# [Task objective]
Reproduce every record below exactly as written, but leave out any pictures.

· · · ·

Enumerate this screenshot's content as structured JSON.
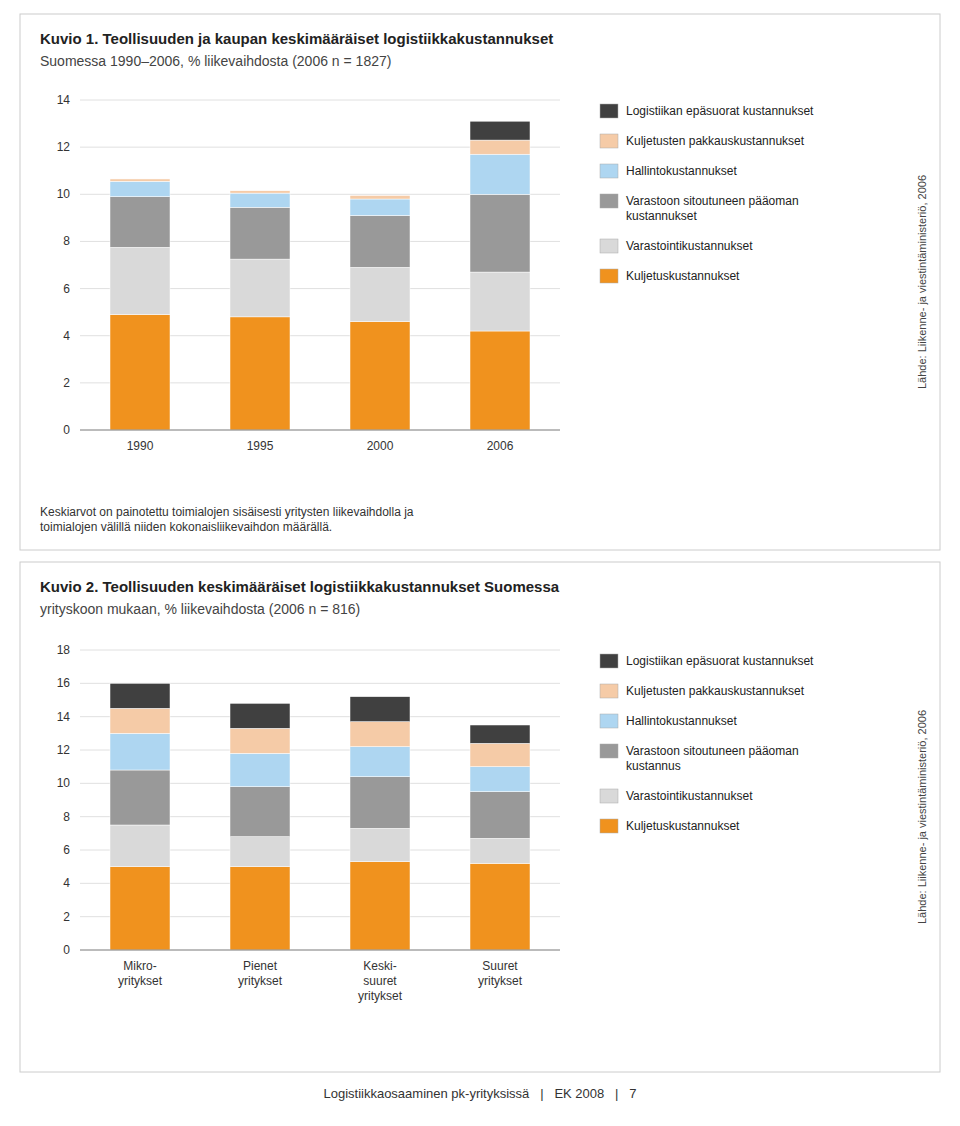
{
  "chart_data": [
    {
      "type": "bar",
      "stacked": true,
      "grid": true,
      "legend": "right",
      "title": "Kuvio 1. Teollisuuden ja kaupan keskimääräiset logistiikkakustannukset",
      "subtitle": "Suomessa 1990–2006, % liikevaihdosta (2006 n = 1827)",
      "categories": [
        "1990",
        "1995",
        "2000",
        "2006"
      ],
      "series": [
        {
          "name": "Kuljetuskustannukset",
          "color": "#f0921e",
          "values": [
            4.9,
            4.8,
            4.6,
            4.2
          ]
        },
        {
          "name": "Varastointikustannukset",
          "color": "#d9d9d9",
          "values": [
            2.85,
            2.45,
            2.3,
            2.5
          ]
        },
        {
          "name": "Varastoon sitoutuneen pääoman\nkustannukset",
          "color": "#999999",
          "values": [
            2.15,
            2.2,
            2.2,
            3.3
          ]
        },
        {
          "name": "Hallintokustannukset",
          "color": "#aed6f1",
          "values": [
            0.65,
            0.6,
            0.7,
            1.7
          ]
        },
        {
          "name": "Kuljetusten pakkauskustannukset",
          "color": "#f5cba7",
          "values": [
            0.1,
            0.1,
            0.15,
            0.6
          ]
        },
        {
          "name": "Logistiikan epäsuorat kustannukset",
          "color": "#404040",
          "values": [
            0.0,
            0.0,
            0.0,
            0.8
          ]
        }
      ],
      "ylim": [
        0,
        14
      ],
      "yticks": [
        0,
        2,
        4,
        6,
        8,
        10,
        12,
        14
      ],
      "footnote": "Keskiarvot on painotettu toimialojen sisäisesti yritysten liikevaihdolla ja\ntoimialojen välillä niiden kokonaisliikevaihdon määrällä.",
      "source": "Lähde: Liikenne- ja viestintäministeriö, 2006"
    },
    {
      "type": "bar",
      "stacked": true,
      "grid": true,
      "legend": "right",
      "title": "Kuvio 2. Teollisuuden keskimääräiset logistiikkakustannukset Suomessa",
      "subtitle": "yrityskoon mukaan, % liikevaihdosta (2006 n = 816)",
      "categories": [
        "Mikro-\nyritykset",
        "Pienet\nyritykset",
        "Keski-\nsuuret\nyritykset",
        "Suuret\nyritykset"
      ],
      "series": [
        {
          "name": "Kuljetuskustannukset",
          "color": "#f0921e",
          "values": [
            5.0,
            5.0,
            5.3,
            5.2
          ]
        },
        {
          "name": "Varastointikustannukset",
          "color": "#d9d9d9",
          "values": [
            2.5,
            1.8,
            2.0,
            1.5
          ]
        },
        {
          "name": "Varastoon sitoutuneen pääoman\nkustannus",
          "color": "#999999",
          "values": [
            3.3,
            3.0,
            3.1,
            2.8
          ]
        },
        {
          "name": "Hallintokustannukset",
          "color": "#aed6f1",
          "values": [
            2.2,
            2.0,
            1.8,
            1.5
          ]
        },
        {
          "name": "Kuljetusten pakkauskustannukset",
          "color": "#f5cba7",
          "values": [
            1.5,
            1.5,
            1.5,
            1.4
          ]
        },
        {
          "name": "Logistiikan epäsuorat kustannukset",
          "color": "#404040",
          "values": [
            1.5,
            1.5,
            1.5,
            1.1
          ]
        }
      ],
      "ylim": [
        0,
        18
      ],
      "yticks": [
        0,
        2,
        4,
        6,
        8,
        10,
        12,
        14,
        16,
        18
      ],
      "source": "Lähde: Liikenne- ja viestintäministeriö, 2006"
    }
  ],
  "footer": "Logistiikkaosaaminen pk-yrityksissä   |   EK 2008   |   7"
}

· · · ·

# [Solution for this task]
Enumerate this screenshot's content as structured JSON.
{
  "chart_data": [
    {
      "type": "bar",
      "stacked": true,
      "grid": true,
      "legend": "right",
      "title": "Kuvio 1. Teollisuuden ja kaupan keskimääräiset logistiikkakustannukset",
      "subtitle": "Suomessa 1990–2006, % liikevaihdosta (2006 n = 1827)",
      "categories": [
        "1990",
        "1995",
        "2000",
        "2006"
      ],
      "series": [
        {
          "name": "Kuljetuskustannukset",
          "color": "#f0921e",
          "values": [
            4.9,
            4.8,
            4.6,
            4.2
          ]
        },
        {
          "name": "Varastointikustannukset",
          "color": "#d9d9d9",
          "values": [
            2.85,
            2.45,
            2.3,
            2.5
          ]
        },
        {
          "name": "Varastoon sitoutuneen pääoman\nkustannukset",
          "color": "#999999",
          "values": [
            2.15,
            2.2,
            2.2,
            3.3
          ]
        },
        {
          "name": "Hallintokustannukset",
          "color": "#aed6f1",
          "values": [
            0.65,
            0.6,
            0.7,
            1.7
          ]
        },
        {
          "name": "Kuljetusten pakkauskustannukset",
          "color": "#f5cba7",
          "values": [
            0.1,
            0.1,
            0.15,
            0.6
          ]
        },
        {
          "name": "Logistiikan epäsuorat kustannukset",
          "color": "#404040",
          "values": [
            0.0,
            0.0,
            0.0,
            0.8
          ]
        }
      ],
      "ylim": [
        0,
        14
      ],
      "yticks": [
        0,
        2,
        4,
        6,
        8,
        10,
        12,
        14
      ],
      "footnote": "Keskiarvot on painotettu toimialojen sisäisesti yritysten liikevaihdolla ja\ntoimialojen välillä niiden kokonaisliikevaihdon määrällä.",
      "source": "Lähde: Liikenne- ja viestintäministeriö, 2006"
    },
    {
      "type": "bar",
      "stacked": true,
      "grid": true,
      "legend": "right",
      "title": "Kuvio 2. Teollisuuden keskimääräiset logistiikkakustannukset Suomessa",
      "subtitle": "yrityskoon mukaan, % liikevaihdosta (2006 n = 816)",
      "categories": [
        "Mikro-\nyritykset",
        "Pienet\nyritykset",
        "Keski-\nsuuret\nyritykset",
        "Suuret\nyritykset"
      ],
      "series": [
        {
          "name": "Kuljetuskustannukset",
          "color": "#f0921e",
          "values": [
            5.0,
            5.0,
            5.3,
            5.2
          ]
        },
        {
          "name": "Varastointikustannukset",
          "color": "#d9d9d9",
          "values": [
            2.5,
            1.8,
            2.0,
            1.5
          ]
        },
        {
          "name": "Varastoon sitoutuneen pääoman\nkustannus",
          "color": "#999999",
          "values": [
            3.3,
            3.0,
            3.1,
            2.8
          ]
        },
        {
          "name": "Hallintokustannukset",
          "color": "#aed6f1",
          "values": [
            2.2,
            2.0,
            1.8,
            1.5
          ]
        },
        {
          "name": "Kuljetusten pakkauskustannukset",
          "color": "#f5cba7",
          "values": [
            1.5,
            1.5,
            1.5,
            1.4
          ]
        },
        {
          "name": "Logistiikan epäsuorat kustannukset",
          "color": "#404040",
          "values": [
            1.5,
            1.5,
            1.5,
            1.1
          ]
        }
      ],
      "ylim": [
        0,
        18
      ],
      "yticks": [
        0,
        2,
        4,
        6,
        8,
        10,
        12,
        14,
        16,
        18
      ],
      "source": "Lähde: Liikenne- ja viestintäministeriö, 2006"
    }
  ],
  "footer": "Logistiikkaosaaminen pk-yrityksissä   |   EK 2008   |   7"
}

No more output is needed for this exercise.